----- INPUT DATA

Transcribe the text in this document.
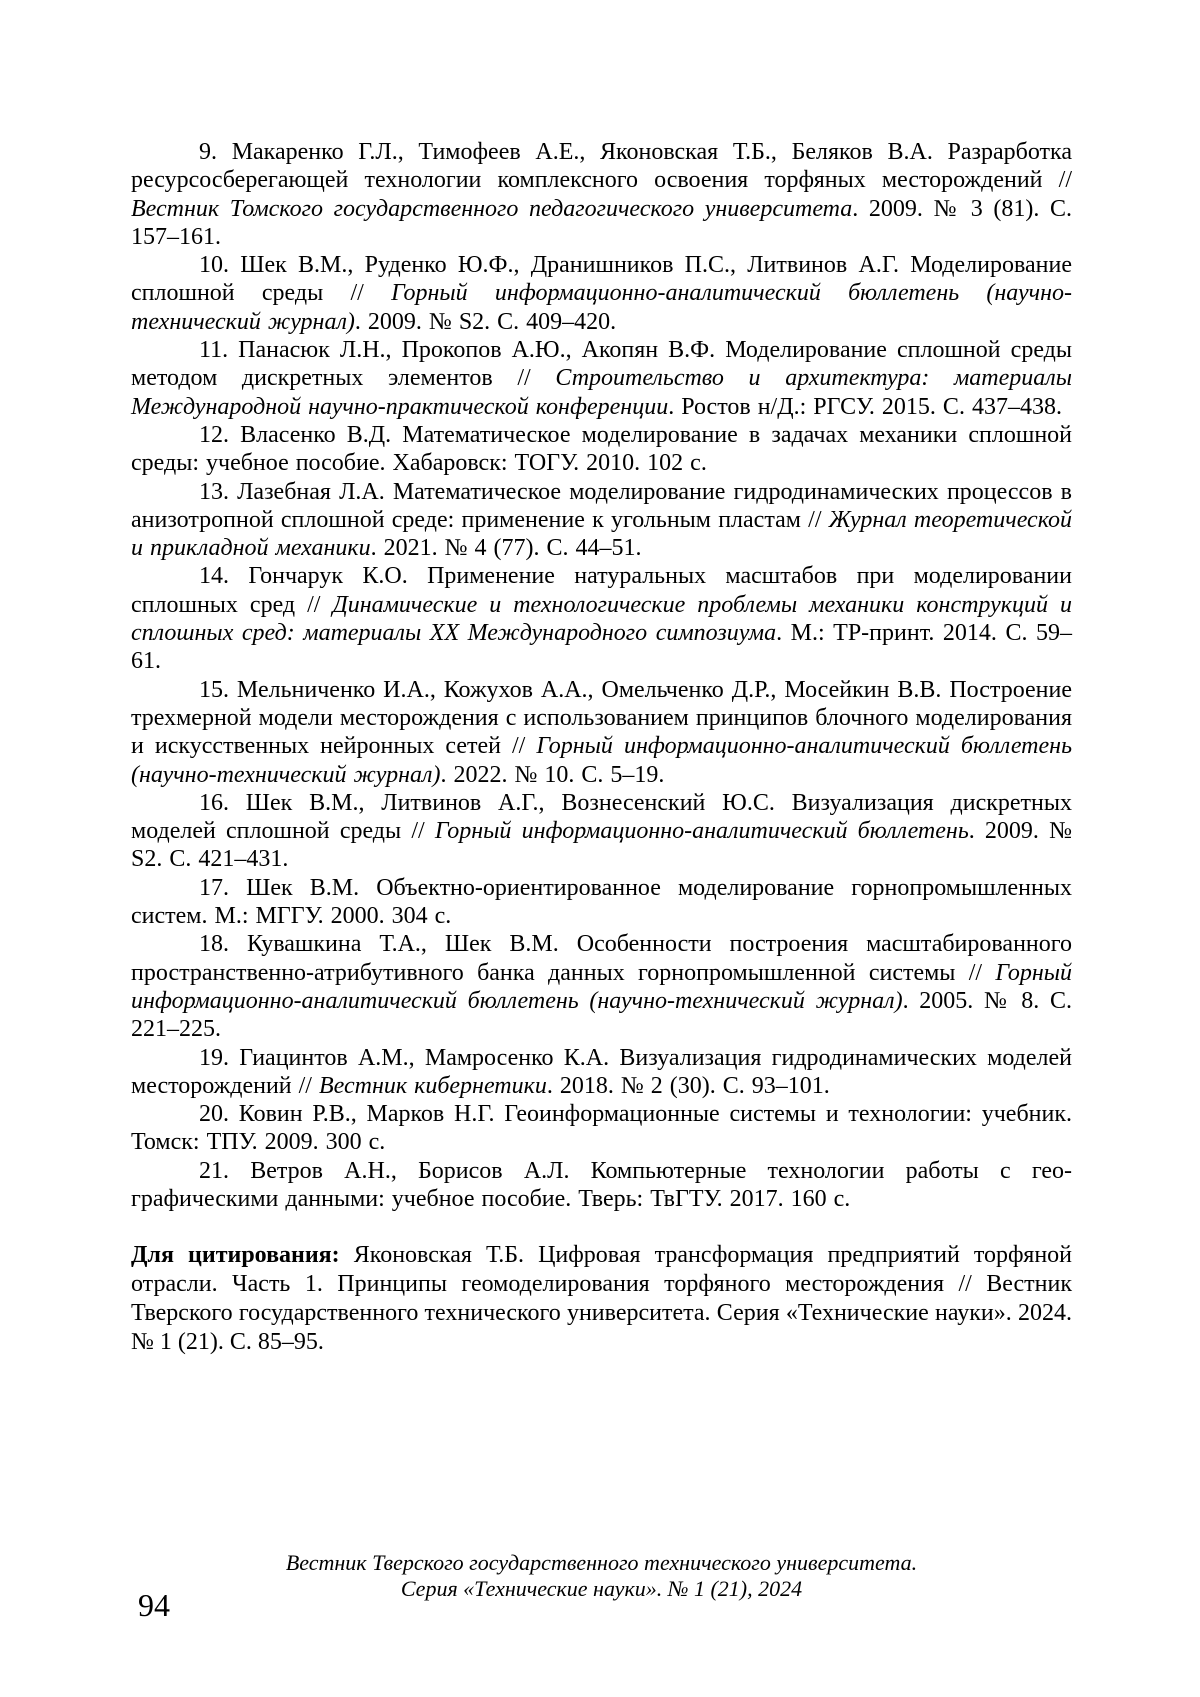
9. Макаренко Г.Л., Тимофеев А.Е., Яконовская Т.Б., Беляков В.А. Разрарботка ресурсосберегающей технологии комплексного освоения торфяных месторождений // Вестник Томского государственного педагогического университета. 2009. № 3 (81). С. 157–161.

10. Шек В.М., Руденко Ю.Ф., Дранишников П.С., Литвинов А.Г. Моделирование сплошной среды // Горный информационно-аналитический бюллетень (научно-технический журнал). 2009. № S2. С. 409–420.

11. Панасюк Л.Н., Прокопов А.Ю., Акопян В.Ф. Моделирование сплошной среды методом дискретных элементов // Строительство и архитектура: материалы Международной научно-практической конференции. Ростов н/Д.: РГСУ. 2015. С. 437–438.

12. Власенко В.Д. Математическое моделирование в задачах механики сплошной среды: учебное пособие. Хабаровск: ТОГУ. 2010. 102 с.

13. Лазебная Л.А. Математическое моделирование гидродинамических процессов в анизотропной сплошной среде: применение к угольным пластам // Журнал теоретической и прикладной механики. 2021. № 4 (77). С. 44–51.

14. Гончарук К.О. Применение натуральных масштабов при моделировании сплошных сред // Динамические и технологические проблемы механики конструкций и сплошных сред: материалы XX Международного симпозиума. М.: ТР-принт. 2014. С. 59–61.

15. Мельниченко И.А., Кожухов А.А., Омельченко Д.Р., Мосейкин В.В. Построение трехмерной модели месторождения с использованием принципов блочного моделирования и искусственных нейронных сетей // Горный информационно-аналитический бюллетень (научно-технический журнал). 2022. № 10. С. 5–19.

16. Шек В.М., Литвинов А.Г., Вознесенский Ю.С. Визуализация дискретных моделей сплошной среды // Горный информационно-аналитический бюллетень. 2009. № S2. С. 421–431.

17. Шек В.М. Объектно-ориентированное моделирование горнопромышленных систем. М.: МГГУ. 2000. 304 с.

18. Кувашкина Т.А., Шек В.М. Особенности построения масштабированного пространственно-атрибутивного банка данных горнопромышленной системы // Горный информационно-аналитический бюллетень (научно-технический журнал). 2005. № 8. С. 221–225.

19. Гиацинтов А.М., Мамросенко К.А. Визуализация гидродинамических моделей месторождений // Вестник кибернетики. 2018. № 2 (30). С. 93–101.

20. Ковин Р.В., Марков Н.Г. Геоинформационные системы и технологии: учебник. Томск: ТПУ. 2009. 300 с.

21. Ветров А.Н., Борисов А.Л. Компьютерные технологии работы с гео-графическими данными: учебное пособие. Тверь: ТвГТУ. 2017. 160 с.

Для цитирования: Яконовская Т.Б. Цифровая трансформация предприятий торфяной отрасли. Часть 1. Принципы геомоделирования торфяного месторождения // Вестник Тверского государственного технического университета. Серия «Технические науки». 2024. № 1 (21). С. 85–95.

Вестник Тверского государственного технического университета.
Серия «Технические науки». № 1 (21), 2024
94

----------
----- INPUT DATA

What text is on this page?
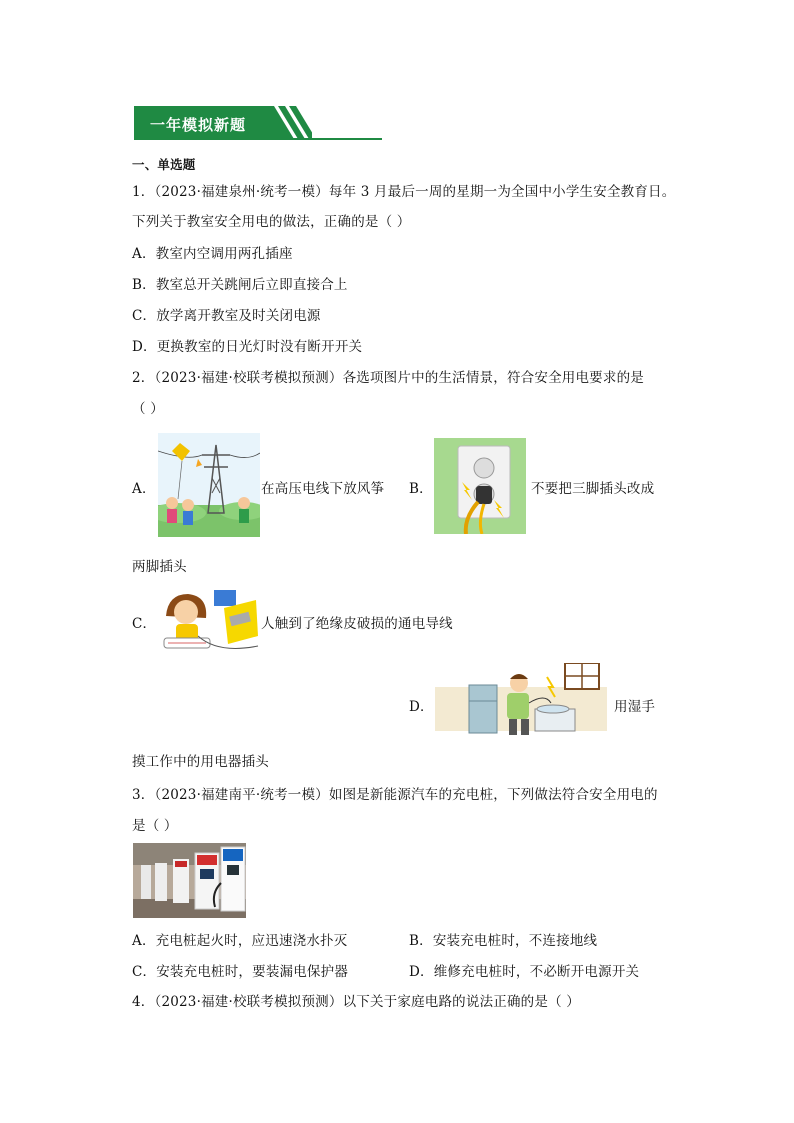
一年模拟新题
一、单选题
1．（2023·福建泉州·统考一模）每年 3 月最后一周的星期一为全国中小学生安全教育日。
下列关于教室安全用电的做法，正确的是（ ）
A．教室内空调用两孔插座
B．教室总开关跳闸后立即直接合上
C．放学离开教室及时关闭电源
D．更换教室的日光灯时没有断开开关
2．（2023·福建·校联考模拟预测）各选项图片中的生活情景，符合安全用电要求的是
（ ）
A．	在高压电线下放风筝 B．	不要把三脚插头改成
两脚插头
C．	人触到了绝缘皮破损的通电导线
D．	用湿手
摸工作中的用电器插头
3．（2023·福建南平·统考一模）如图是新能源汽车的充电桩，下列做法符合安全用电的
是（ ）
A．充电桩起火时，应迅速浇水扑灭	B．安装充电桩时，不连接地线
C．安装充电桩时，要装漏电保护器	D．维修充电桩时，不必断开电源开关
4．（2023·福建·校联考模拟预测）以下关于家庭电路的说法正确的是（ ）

----------
----- INPUT DATA

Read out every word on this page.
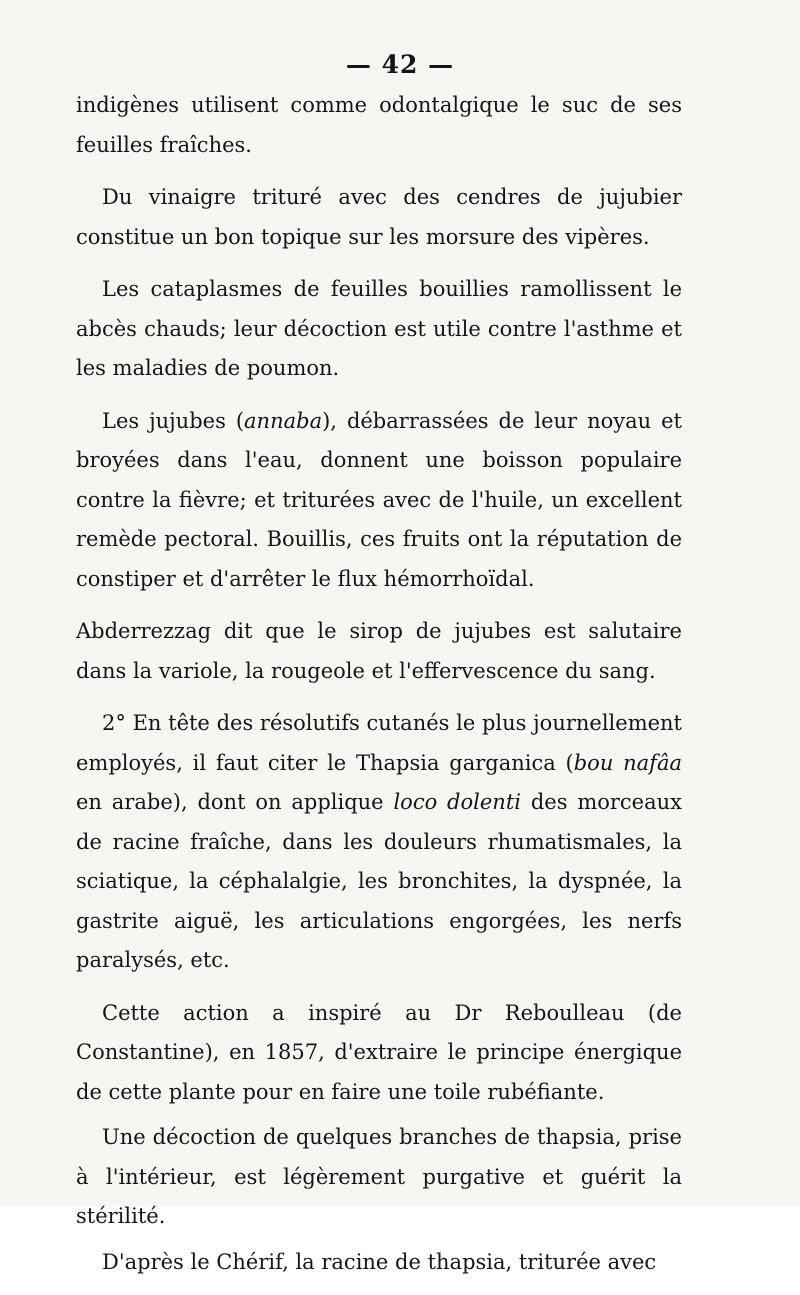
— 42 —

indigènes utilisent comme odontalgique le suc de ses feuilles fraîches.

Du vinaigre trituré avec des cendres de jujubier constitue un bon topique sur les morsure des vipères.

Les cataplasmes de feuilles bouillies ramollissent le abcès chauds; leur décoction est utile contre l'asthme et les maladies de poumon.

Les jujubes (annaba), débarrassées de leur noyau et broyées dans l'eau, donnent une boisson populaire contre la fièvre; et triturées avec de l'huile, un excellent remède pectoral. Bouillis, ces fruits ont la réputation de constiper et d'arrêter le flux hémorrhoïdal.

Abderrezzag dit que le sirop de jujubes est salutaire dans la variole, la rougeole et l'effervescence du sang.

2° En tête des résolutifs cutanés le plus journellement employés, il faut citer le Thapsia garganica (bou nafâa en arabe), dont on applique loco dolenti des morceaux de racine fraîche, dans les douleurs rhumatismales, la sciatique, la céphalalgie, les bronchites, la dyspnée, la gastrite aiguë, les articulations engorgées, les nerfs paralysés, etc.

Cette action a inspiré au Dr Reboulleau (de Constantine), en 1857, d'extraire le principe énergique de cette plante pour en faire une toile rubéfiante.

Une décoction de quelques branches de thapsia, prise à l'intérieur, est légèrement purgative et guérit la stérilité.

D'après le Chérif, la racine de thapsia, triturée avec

----------

Look through the entries above; copy every line holding the string "материалы".

11. Панасюк Л.Н., Прокопов А.Ю., Акопян В.Ф. Моделирование сплошной среды методом дискретных элементов // Строительство и архитектура: материалы Международной научно-практической конференции. Ростов н/Д.: РГСУ. 2015. С. 437–438.
14. Гончарук К.О. Применение натуральных масштабов при моделировании сплошных сред // Динамические и технологические проблемы механики конструкций и сплошных сред: материалы XX Международного симпозиума. М.: ТР-принт. 2014. С. 59–61.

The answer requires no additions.